>> START

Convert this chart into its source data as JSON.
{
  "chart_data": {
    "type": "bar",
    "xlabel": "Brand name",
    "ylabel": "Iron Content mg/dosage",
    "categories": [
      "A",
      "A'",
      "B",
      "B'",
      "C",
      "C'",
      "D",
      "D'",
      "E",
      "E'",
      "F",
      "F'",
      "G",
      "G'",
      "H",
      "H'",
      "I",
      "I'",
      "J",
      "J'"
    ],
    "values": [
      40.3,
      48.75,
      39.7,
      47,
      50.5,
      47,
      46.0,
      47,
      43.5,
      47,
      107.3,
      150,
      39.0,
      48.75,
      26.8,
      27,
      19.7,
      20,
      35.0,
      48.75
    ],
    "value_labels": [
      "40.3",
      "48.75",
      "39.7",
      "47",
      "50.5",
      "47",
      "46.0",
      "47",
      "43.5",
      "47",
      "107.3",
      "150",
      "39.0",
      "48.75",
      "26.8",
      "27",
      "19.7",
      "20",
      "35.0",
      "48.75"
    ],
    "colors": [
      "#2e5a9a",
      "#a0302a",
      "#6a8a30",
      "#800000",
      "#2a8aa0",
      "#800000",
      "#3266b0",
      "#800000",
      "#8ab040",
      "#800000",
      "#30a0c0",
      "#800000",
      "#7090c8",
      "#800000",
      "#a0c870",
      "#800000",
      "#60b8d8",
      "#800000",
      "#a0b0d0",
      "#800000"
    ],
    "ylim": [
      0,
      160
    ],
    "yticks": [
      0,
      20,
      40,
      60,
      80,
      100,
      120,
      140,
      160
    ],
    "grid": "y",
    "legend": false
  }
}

>> END

Write the material out again word for word.

Convert this chart into its source data as JSON.
{
  "chart_data": {
    "type": "bar",
    "xlabel": "Brand name",
    "ylabel": "Iron Content mg/dosage",
    "categories": [
      "A",
      "A'",
      "B",
      "B'",
      "C",
      "C'",
      "D",
      "D'",
      "E",
      "E'",
      "F",
      "F'",
      "G",
      "G'",
      "H",
      "H'",
      "I",
      "I'",
      "J",
      "J'"
    ],
    "values": [
      40.3,
      48.75,
      39.7,
      47,
      50.5,
      47,
      46.0,
      47,
      43.5,
      47,
      107.3,
      150,
      39.0,
      48.75,
      26.8,
      27,
      19.7,
      20,
      35.0,
      48.75
    ],
    "value_labels": [
      "40.3",
      "48.75",
      "39.7",
      "47",
      "50.5",
      "47",
      "46.0",
      "47",
      "43.5",
      "47",
      "107.3",
      "150",
      "39.0",
      "48.75",
      "26.8",
      "27",
      "19.7",
      "20",
      "35.0",
      "48.75"
    ],
    "colors": [
      "#2e5a9a",
      "#a0302a",
      "#6a8a30",
      "#800000",
      "#2a8aa0",
      "#800000",
      "#3266b0",
      "#800000",
      "#8ab040",
      "#800000",
      "#30a0c0",
      "#800000",
      "#7090c8",
      "#800000",
      "#a0c870",
      "#800000",
      "#60b8d8",
      "#800000",
      "#a0b0d0",
      "#800000"
    ],
    "ylim": [
      0,
      160
    ],
    "yticks": [
      0,
      20,
      40,
      60,
      80,
      100,
      120,
      140,
      160
    ],
    "grid": "y",
    "legend": false
  }
}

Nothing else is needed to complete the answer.